> _Latihan_: Salin persis bagian dari tulisan tentang toleransi di bawah ini, mulai dari "26 November 2017   10:22" sampai "pandangan redaksi Kompas.", termasuk kedua batas tersebut.

Mohon tunggu...
Gilang Mahadika
Gilang Mahadika Mohon Tunggu... Penulis - Social researcher

Graduate Fellow ARI-NUS (Asia Research Institute, National University of Singapore), AGSF (Asian Graduate Students Forum) 2021| Anthropology | Interested in Southeast Asian Studies

Selanjutnya

Tutup

Humaniora Pilihan

Tantangan Toleransi Menghadapi Perbedaan

26 November 2017   10:22 Diperbarui: 26 November 2017   15:16 1821
+
Laporkan Konten
Laporkan Akun
Kompasiana adalah platform blog. Konten ini menjadi tanggung jawab bloger dan tidak mewakili pandangan redaksi Kompas.
Lihat foto
ilustrasi Farid Wong

Kita tidak dapat mengelak adanya perkembangan kehidupan manusia yang mengarah pada kompleksitas tiada tanding di mana teknologi menjadi penyebab nyata dari semua ini. Manusia terlelap dalam keagungan teknologi atas dipermudahnya mengakses informasi dari ujung ke ujung dunia yang lain, membuat kita bahagia dapat bertemu dengan orang yang barangkali berbeda dengan kita.

> _Kumpulan Entri_:
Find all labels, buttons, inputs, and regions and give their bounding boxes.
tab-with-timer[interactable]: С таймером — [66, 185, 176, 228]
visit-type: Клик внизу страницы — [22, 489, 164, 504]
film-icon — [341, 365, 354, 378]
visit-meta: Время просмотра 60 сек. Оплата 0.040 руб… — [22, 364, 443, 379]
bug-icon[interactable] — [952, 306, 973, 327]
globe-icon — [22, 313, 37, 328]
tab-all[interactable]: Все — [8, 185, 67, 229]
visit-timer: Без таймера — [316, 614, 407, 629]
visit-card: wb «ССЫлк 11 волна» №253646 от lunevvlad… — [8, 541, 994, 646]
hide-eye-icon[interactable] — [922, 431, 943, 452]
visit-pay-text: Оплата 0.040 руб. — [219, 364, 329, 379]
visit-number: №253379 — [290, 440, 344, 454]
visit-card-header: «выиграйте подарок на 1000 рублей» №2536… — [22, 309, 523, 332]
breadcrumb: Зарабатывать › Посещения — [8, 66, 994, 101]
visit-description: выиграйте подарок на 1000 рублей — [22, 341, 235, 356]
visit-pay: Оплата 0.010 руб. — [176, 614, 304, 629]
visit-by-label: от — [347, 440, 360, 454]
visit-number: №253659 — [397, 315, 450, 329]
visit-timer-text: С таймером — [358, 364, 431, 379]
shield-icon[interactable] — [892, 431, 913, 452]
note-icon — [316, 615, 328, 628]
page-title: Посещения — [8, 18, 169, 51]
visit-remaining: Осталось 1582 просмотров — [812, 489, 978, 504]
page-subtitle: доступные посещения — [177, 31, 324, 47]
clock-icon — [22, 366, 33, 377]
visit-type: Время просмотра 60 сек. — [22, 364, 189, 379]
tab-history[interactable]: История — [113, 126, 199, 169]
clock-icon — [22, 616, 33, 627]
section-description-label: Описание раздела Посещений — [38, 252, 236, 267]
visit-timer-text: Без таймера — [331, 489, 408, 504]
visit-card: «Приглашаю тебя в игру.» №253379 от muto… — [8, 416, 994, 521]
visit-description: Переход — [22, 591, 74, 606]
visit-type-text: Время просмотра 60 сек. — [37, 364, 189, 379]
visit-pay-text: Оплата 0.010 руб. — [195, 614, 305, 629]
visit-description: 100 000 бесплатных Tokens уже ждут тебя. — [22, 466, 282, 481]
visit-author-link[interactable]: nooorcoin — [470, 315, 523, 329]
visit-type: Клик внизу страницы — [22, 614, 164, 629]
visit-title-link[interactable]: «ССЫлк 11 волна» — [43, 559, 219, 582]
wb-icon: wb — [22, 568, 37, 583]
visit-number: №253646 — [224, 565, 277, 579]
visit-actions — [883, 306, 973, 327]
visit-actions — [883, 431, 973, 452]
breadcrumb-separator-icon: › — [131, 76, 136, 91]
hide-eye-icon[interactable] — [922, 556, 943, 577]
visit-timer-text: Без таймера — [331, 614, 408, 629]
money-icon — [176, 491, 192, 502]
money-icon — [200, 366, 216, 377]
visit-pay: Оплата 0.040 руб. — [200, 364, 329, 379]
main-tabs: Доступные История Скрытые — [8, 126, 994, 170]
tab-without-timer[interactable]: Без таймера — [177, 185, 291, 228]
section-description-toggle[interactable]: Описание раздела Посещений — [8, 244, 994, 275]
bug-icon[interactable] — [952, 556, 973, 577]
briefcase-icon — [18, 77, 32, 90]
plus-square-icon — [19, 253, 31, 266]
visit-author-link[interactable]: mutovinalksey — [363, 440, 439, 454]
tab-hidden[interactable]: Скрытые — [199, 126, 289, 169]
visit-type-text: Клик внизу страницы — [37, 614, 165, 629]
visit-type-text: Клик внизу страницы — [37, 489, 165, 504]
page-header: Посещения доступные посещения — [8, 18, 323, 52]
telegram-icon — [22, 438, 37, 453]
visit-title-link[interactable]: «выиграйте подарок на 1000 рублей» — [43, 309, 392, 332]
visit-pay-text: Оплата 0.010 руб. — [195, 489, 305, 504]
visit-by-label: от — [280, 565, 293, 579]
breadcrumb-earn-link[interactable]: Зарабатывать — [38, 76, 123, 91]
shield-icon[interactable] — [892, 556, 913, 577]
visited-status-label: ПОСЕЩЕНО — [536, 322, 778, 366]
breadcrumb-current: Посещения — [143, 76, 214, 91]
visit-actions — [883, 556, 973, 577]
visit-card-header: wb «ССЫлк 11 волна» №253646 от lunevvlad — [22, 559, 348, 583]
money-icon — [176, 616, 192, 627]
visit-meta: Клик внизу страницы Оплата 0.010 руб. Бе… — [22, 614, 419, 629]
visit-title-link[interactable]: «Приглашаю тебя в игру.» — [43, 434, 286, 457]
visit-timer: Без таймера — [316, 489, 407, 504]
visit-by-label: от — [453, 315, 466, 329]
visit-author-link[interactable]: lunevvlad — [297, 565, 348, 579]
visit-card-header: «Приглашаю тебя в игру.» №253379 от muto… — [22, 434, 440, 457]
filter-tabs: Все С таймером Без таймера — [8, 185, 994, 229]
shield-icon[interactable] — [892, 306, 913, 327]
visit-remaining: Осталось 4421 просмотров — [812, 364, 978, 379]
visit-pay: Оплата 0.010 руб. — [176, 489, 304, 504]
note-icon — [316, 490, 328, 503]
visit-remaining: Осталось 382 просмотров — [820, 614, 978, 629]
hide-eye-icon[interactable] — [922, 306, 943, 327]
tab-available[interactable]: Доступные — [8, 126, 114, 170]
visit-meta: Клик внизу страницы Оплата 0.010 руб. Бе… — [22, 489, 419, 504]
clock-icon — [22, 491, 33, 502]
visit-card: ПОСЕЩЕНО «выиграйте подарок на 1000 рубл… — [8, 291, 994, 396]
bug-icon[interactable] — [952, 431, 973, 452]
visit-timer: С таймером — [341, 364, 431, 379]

> _Hasil Tugas_:
26 November 2017   10:22 Diperbarui: 26 November 2017   15:16 1821
+
Laporkan Konten
Laporkan Akun
Kompasiana adalah platform blog. Konten ini menjadi tanggung jawab bloger dan tidak mewakili pandangan redaksi Kompas.